> _OBJECTIVE_
Copy the text about the album Thesis from "Thesis is an" to "as a leader.", substituting "guitar player" for "guitarist".

> _EXTRACT TO READ_
= = = =

Thesis is an album by the American jazz pianist Matthew Shipp, featuring a duo with guitarist Joe Morris, recorded in 1997 and released on the Swiss hatOLOGY label. Shipp played previously with the Joe Morris Ensemble on the album Elsewhere, but Thesis represents their first collaboration with Shipp as a leader.

Reception

In his review for AllMusic, Thom Jurek states: "What exists between them is a fiery lyricism replete with staggering arpeggios, colorful digressions of dualistic chromaticism combined with the stagger-and-lurch method of self-discovery in the midst of heated contrapuntal improvisation."

In an  article for the Boston Phoenix, Ed Hazell wrote that "the pair seem guided not by conscious design but by more mysterious and powerful forces. Which isn't to say there's not a high level of conscious artistry present in this darkly beautiful, even majestic, album."

= = = =

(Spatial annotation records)
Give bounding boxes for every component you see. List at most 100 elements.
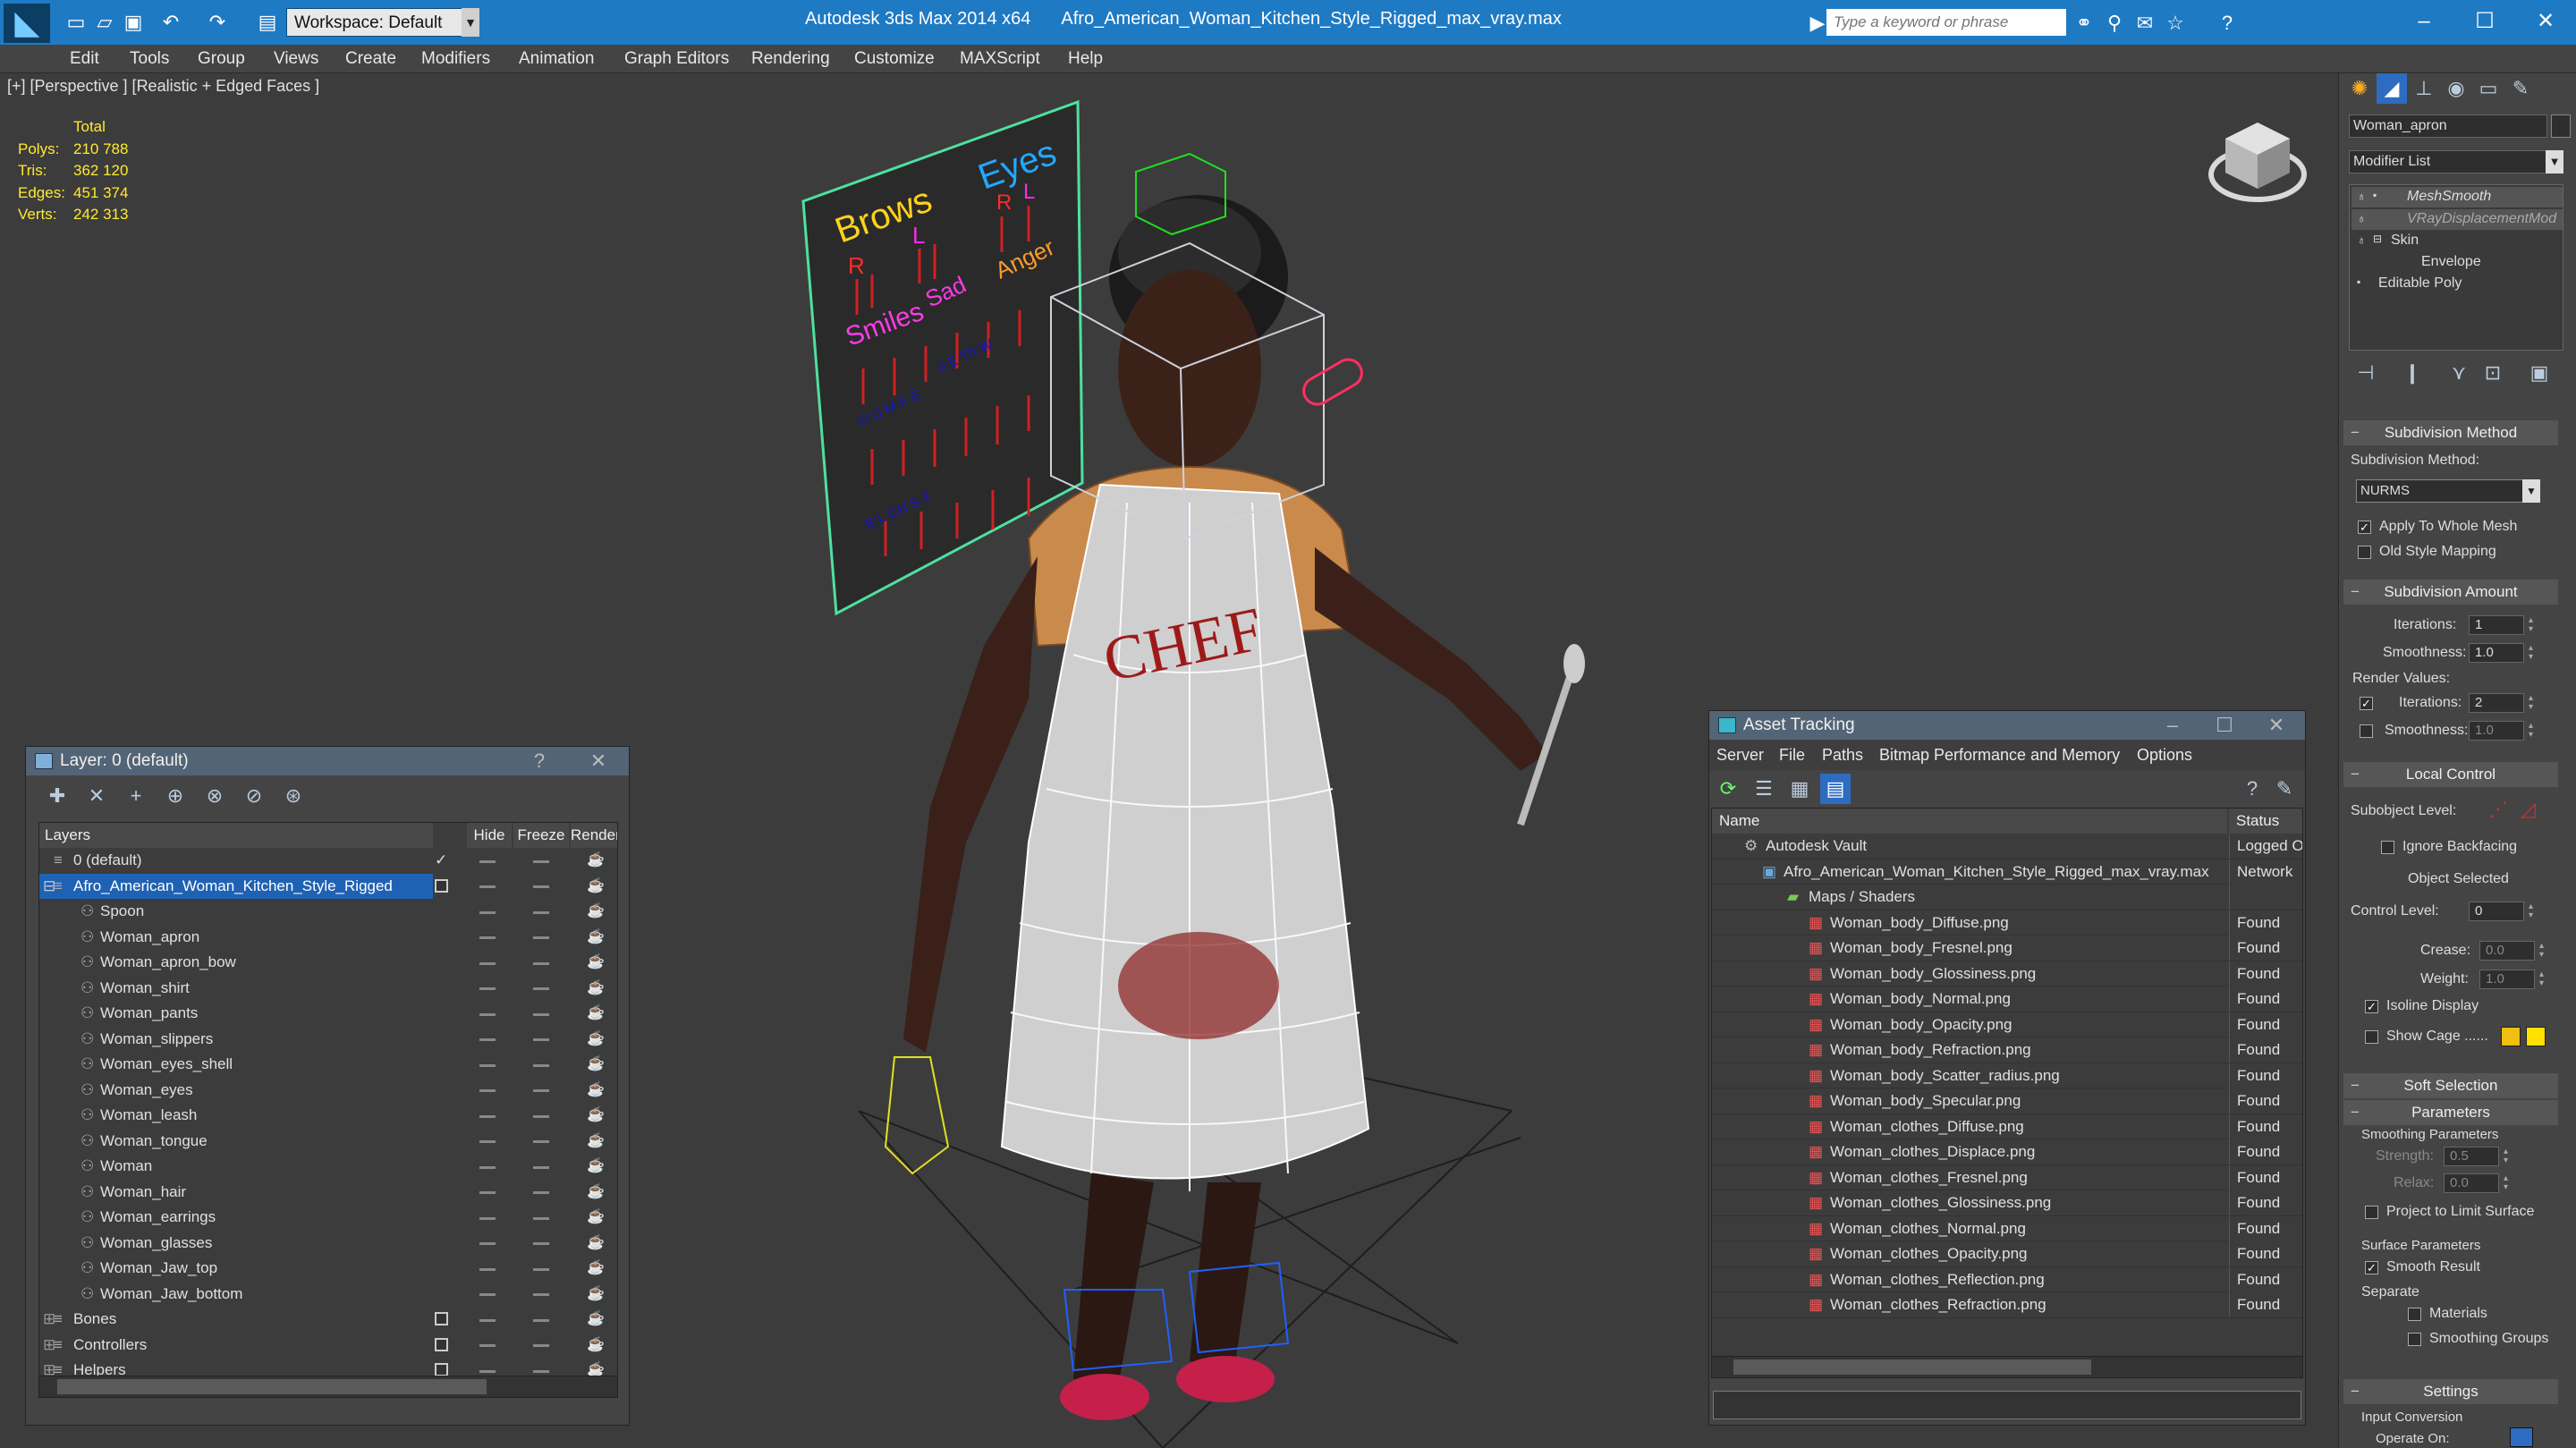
menu-maxscript[interactable]: MAXScript [960, 45, 1040, 73]
asset-tools-icon[interactable]: ✎ [2269, 774, 2300, 804]
control-level-spinner[interactable]: 0 [2469, 902, 2538, 921]
rollout-subdivision-method[interactable]: Subdivision Method [2343, 420, 2558, 445]
old-style-mapping-checkbox[interactable] [2358, 546, 2371, 559]
freeze-toggle[interactable] [533, 1078, 549, 1104]
remove-modifier-icon[interactable]: ⊡ [2478, 358, 2508, 388]
lightbulb-icon[interactable]: ♁ [2357, 233, 2367, 247]
binoculars-icon[interactable]: ⚭ [2072, 11, 2097, 36]
hide-toggle[interactable] [479, 1103, 496, 1129]
render-teapot-icon[interactable]: ☕ [587, 1027, 605, 1053]
app-logo-icon[interactable]: ◣ [4, 4, 50, 43]
layer-list[interactable]: Layers Hide Freeze Render ≡ 0 (default) ✓ ☕… [38, 822, 618, 1398]
hide-toggle[interactable] [479, 1052, 496, 1078]
render-teapot-icon[interactable]: ☕ [587, 874, 605, 900]
hide-toggle[interactable] [479, 1282, 496, 1308]
hide-all-icon[interactable]: ⊘ [239, 781, 269, 811]
freeze-toggle[interactable] [533, 1129, 549, 1155]
asset-row[interactable]: ▦ Woman_body_Diffuse.png Found [1712, 910, 2302, 936]
hide-toggle[interactable] [479, 848, 496, 874]
jaw-control[interactable] [1299, 355, 1367, 410]
asset-row[interactable]: ▦ Woman_body_Specular.png Found [1712, 1088, 2302, 1114]
render-iterations-spinner[interactable]: 2 [2469, 693, 2538, 713]
freeze-toggle[interactable] [533, 950, 549, 976]
asset-help-icon[interactable]: ? [2237, 774, 2267, 804]
freeze-toggle[interactable] [533, 925, 549, 951]
cage-color-swatch-1[interactable] [2501, 1027, 2521, 1046]
render-teapot-icon[interactable]: ☕ [587, 1333, 605, 1359]
delete-layer-icon[interactable]: ✕ [81, 781, 112, 811]
hide-toggle[interactable] [479, 1154, 496, 1180]
hide-toggle[interactable] [479, 1307, 496, 1333]
asset-menu-options[interactable]: Options [2137, 741, 2192, 769]
close-icon[interactable]: ✕ [582, 747, 614, 775]
render-teapot-icon[interactable]: ☕ [587, 1001, 605, 1027]
column-render[interactable]: Render [571, 823, 617, 848]
object-name-field[interactable]: Woman_apron [2349, 114, 2547, 138]
separate-smoothing-groups-checkbox[interactable] [2408, 1333, 2421, 1346]
viewcube-icon[interactable] [2207, 114, 2315, 212]
freeze-toggle[interactable] [533, 1027, 549, 1053]
menu-edit[interactable]: Edit [70, 45, 99, 73]
viewport-label[interactable]: [+] [Perspective ] [Realistic + Edged Fa… [7, 77, 319, 96]
current-layer-toggle[interactable] [435, 878, 448, 893]
show-end-result-icon[interactable]: ❙ [2397, 358, 2428, 388]
close-icon[interactable]: ✕ [2521, 5, 2571, 38]
hide-toggle[interactable] [479, 874, 496, 900]
redo-icon[interactable]: ↷ [206, 11, 229, 34]
hide-toggle[interactable] [479, 1001, 496, 1027]
subobject-edge-icon[interactable]: ◿ [2521, 798, 2536, 821]
pin-stack-icon[interactable]: ⊣ [2351, 358, 2381, 388]
hide-toggle[interactable] [479, 1129, 496, 1155]
render-smoothness-checkbox[interactable] [2360, 724, 2373, 738]
render-teapot-icon[interactable]: ☕ [587, 1307, 605, 1333]
hide-toggle[interactable] [479, 950, 496, 976]
freeze-toggle[interactable] [533, 848, 549, 874]
rollout-subdivision-amount[interactable]: Subdivision Amount [2343, 580, 2558, 605]
freeze-toggle[interactable] [533, 1180, 549, 1206]
operate-on-faces-icon[interactable] [2510, 1427, 2533, 1447]
asset-row[interactable]: ▰ Maps / Shaders [1712, 885, 2302, 910]
asset-row[interactable]: ▦ Woman_clothes_Normal.png Found [1712, 1215, 2302, 1241]
asset-path-field[interactable] [1713, 1391, 2301, 1419]
cage-color-swatch-2[interactable] [2526, 1027, 2546, 1046]
display-tab-icon[interactable]: ▭ [2473, 73, 2504, 104]
lightbulb-icon[interactable]: ♁ [2357, 211, 2367, 225]
menu-group[interactable]: Group [198, 45, 245, 73]
refresh-icon[interactable]: ⟳ [1713, 774, 1743, 804]
hide-toggle[interactable] [479, 1205, 496, 1231]
hide-toggle[interactable] [479, 1078, 496, 1104]
select-objects-icon[interactable]: ⊕ [160, 781, 191, 811]
project-limit-surface-checkbox[interactable] [2365, 1206, 2378, 1219]
list-view-icon[interactable]: ☰ [1749, 774, 1779, 804]
project-folder-icon[interactable]: ▤ [256, 11, 279, 34]
hierarchy-tab-icon[interactable]: ⊥ [2409, 73, 2439, 104]
configure-sets-icon[interactable]: ▣ [2524, 358, 2555, 388]
subobject-vertex-icon[interactable]: ⋰ [2488, 798, 2508, 821]
strength-spinner[interactable]: 0.5 [2444, 1147, 2512, 1166]
hide-toggle[interactable] [479, 899, 496, 925]
column-name[interactable]: Name [1712, 809, 2227, 834]
smooth-result-checkbox[interactable]: ✓ [2365, 1261, 2378, 1274]
asset-tracking-panel[interactable]: Asset Tracking – ☐ ✕ Server File Paths B… [1708, 710, 2306, 1426]
menu-tools[interactable]: Tools [130, 45, 169, 73]
smoothness-spinner[interactable]: 1.0 [2469, 643, 2538, 663]
asset-row[interactable]: ▦ Woman_body_Fresnel.png Found [1712, 936, 2302, 961]
render-teapot-icon[interactable]: ☕ [587, 1052, 605, 1078]
asset-row[interactable]: ▦ Woman_clothes_Glossiness.png Found [1712, 1190, 2302, 1216]
undo-icon[interactable]: ↶ [159, 11, 182, 34]
apply-whole-mesh-checkbox[interactable]: ✓ [2358, 521, 2371, 534]
save-icon[interactable]: ▣ [122, 11, 145, 34]
thumbnail-view-icon[interactable]: ▦ [1784, 774, 1815, 804]
render-teapot-icon[interactable]: ☕ [587, 848, 605, 874]
freeze-toggle[interactable] [533, 1333, 549, 1359]
stack-item-envelope[interactable]: Envelope [2421, 254, 2481, 270]
create-tab-icon[interactable]: ✺ [2344, 73, 2375, 104]
subscription-icon[interactable]: ⚲ [2102, 11, 2127, 36]
asset-scrollbar-thumb[interactable] [1733, 1359, 2091, 1375]
chevron-down-icon[interactable]: ▼ [462, 8, 479, 37]
render-teapot-icon[interactable]: ☕ [587, 1256, 605, 1282]
freeze-toggle[interactable] [533, 1256, 549, 1282]
column-layers[interactable]: Layers [39, 823, 433, 848]
asset-row[interactable]: ▦ Woman_body_Opacity.png Found [1712, 1012, 2302, 1037]
stack-item-editable-poly[interactable]: Editable Poly [2378, 275, 2462, 292]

= = = =

> _ANSWER IN FULL_
Thesis is an album by the American jazz pianist Matthew Shipp, featuring a duo with guitar player Joe Morris, recorded in 1997 and released on the Swiss hatOLOGY label. Shipp played previously with the Joe Morris Ensemble on the album Elsewhere, but Thesis represents their first collaboration with Shipp as a leader.